- **REQUIRED TASK**: How many lines in the listing below include the word "Surprise"? Answer with the number and nothing else.

- **Data records**:
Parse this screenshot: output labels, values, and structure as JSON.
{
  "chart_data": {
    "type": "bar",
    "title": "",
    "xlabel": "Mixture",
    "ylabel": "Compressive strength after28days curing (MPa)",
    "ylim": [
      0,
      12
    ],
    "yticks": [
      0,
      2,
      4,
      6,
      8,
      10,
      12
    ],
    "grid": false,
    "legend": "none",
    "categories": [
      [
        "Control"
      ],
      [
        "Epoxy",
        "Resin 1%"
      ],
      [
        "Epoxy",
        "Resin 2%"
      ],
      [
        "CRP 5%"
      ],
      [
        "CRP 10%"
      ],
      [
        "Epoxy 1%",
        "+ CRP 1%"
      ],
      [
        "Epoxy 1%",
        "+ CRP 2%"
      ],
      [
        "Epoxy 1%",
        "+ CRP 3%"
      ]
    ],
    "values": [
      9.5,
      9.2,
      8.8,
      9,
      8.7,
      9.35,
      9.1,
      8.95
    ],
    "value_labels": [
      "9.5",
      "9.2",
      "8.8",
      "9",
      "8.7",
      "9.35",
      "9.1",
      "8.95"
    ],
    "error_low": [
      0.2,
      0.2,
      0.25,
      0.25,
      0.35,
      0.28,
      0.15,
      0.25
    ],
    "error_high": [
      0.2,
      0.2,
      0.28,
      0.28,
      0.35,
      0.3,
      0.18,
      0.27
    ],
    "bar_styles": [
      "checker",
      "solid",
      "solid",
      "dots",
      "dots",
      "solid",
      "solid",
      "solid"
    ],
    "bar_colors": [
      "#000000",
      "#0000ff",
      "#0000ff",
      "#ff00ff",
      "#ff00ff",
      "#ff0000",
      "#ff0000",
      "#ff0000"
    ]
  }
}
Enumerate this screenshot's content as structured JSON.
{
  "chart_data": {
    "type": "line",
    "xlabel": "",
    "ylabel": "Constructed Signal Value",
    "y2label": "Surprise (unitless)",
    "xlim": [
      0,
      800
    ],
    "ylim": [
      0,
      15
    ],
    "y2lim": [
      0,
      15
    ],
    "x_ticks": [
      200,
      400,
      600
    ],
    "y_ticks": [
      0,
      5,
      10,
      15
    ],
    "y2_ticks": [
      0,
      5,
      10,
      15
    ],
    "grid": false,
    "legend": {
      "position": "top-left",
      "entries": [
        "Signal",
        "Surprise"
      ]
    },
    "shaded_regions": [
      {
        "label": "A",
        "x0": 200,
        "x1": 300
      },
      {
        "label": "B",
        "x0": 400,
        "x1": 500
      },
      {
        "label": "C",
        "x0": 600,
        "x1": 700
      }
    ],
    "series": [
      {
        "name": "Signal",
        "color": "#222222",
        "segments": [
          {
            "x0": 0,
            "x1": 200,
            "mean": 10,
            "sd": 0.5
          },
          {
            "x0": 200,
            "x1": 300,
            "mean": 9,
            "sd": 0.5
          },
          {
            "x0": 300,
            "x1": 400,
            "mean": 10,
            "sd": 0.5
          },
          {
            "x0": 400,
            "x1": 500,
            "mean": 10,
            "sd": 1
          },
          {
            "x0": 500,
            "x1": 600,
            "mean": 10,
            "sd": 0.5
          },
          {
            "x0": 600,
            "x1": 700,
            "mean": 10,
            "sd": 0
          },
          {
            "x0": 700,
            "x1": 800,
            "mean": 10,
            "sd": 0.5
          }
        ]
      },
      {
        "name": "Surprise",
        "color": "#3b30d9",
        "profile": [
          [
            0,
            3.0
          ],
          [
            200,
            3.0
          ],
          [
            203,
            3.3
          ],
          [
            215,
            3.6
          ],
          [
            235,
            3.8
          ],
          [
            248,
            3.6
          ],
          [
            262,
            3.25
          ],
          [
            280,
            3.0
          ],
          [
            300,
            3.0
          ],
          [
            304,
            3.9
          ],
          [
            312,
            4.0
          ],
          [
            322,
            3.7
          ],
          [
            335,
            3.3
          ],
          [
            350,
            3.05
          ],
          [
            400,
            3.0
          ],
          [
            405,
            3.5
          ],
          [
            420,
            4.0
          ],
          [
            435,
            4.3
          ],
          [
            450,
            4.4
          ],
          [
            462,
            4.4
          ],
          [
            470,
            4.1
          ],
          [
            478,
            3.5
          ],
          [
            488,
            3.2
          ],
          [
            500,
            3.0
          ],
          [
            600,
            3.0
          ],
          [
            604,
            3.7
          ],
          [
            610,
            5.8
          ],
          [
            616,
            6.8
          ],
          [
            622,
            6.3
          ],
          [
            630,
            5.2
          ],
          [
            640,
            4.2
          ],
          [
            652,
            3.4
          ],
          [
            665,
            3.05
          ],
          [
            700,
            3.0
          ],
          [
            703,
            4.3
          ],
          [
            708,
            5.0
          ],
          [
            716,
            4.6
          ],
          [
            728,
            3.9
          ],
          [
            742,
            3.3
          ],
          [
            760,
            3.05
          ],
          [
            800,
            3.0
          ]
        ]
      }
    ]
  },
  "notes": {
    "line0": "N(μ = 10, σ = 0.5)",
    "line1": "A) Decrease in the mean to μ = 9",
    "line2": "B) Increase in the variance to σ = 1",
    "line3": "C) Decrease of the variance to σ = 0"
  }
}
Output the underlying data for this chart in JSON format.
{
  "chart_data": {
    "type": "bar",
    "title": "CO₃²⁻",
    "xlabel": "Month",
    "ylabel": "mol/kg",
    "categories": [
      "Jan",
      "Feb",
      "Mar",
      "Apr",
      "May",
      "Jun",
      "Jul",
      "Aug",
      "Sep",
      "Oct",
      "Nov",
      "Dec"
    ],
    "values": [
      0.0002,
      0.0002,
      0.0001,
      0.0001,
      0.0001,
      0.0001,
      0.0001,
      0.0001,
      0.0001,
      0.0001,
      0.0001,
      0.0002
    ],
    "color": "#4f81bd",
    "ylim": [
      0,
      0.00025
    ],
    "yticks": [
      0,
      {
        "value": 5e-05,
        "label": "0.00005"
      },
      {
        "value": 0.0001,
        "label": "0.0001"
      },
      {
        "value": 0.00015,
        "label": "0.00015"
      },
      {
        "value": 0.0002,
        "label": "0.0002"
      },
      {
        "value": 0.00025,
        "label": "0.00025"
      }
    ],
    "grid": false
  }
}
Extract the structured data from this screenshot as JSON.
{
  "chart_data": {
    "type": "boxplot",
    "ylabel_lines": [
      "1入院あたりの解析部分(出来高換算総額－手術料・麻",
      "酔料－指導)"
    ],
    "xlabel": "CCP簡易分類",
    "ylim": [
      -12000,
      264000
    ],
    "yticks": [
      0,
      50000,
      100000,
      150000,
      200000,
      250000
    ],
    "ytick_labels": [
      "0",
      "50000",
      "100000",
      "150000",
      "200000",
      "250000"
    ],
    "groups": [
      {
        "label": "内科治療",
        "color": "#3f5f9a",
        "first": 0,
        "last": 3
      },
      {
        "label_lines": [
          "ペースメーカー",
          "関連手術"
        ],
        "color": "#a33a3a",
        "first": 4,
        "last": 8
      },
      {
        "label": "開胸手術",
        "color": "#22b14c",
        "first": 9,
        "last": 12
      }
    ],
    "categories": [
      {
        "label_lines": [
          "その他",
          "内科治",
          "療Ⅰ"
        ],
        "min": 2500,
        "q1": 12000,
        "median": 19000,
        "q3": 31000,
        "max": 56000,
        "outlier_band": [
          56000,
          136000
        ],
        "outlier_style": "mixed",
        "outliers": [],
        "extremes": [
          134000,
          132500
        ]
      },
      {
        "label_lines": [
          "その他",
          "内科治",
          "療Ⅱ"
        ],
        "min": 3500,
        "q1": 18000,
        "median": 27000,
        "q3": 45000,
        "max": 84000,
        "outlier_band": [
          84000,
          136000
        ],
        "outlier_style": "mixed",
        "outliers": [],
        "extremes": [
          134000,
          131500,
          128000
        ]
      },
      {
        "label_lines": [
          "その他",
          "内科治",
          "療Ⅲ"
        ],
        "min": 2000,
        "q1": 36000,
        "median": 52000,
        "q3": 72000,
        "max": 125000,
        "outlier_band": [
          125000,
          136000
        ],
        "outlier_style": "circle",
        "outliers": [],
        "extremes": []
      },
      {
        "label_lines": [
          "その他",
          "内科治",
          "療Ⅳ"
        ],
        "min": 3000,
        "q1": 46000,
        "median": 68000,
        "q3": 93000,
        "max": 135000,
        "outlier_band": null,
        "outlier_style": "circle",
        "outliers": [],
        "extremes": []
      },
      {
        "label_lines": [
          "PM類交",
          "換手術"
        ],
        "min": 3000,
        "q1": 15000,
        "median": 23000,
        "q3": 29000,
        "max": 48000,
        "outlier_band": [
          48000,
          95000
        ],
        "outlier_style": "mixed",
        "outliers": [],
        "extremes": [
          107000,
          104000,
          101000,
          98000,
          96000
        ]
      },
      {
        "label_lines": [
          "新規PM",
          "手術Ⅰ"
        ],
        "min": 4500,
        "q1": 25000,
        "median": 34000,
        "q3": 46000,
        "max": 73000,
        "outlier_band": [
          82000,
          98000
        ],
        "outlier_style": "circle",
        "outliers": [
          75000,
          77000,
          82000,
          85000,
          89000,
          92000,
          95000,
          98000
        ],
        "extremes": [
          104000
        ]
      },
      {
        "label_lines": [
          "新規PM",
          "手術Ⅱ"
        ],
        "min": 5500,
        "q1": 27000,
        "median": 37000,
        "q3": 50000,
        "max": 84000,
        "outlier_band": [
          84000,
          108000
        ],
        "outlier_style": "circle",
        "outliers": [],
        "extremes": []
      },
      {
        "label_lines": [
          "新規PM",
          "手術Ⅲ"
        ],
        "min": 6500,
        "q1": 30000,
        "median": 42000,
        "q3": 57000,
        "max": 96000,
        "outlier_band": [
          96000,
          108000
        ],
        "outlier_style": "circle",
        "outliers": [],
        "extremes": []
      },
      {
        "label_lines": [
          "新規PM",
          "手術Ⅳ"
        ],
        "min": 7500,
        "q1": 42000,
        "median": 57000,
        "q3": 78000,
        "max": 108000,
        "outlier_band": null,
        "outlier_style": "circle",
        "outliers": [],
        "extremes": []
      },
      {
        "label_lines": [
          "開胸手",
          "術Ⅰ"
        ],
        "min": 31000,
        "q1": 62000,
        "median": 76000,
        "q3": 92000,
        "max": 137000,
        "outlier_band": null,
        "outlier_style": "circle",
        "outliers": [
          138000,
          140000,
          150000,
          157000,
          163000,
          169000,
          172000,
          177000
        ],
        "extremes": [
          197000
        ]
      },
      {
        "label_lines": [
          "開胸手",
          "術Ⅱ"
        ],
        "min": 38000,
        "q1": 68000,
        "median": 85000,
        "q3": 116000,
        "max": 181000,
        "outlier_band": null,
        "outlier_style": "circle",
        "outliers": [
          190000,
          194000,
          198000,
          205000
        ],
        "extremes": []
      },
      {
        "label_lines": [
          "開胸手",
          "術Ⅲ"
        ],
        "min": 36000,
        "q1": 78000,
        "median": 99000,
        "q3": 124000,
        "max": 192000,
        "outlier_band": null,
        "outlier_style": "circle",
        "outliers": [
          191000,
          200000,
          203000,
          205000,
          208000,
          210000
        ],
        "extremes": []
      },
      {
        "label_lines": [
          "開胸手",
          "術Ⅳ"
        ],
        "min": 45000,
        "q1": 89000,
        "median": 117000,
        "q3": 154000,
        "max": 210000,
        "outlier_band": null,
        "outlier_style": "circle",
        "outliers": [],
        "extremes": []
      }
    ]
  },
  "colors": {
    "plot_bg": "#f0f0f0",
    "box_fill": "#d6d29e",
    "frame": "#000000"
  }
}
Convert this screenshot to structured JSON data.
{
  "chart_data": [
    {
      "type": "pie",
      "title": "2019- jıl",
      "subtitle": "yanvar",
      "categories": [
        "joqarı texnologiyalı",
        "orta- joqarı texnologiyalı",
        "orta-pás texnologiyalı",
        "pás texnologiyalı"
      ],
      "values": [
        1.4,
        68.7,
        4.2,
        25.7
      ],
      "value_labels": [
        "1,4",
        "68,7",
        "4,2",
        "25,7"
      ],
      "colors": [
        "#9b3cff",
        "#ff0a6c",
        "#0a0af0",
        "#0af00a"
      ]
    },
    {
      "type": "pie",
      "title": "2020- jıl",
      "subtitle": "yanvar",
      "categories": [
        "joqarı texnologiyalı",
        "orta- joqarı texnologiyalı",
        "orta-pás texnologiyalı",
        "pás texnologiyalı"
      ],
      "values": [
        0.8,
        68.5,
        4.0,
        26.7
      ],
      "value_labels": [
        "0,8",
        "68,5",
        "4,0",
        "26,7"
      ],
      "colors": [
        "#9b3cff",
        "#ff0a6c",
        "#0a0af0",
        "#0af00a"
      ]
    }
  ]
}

- **COMPLETE OUTPUT**: 3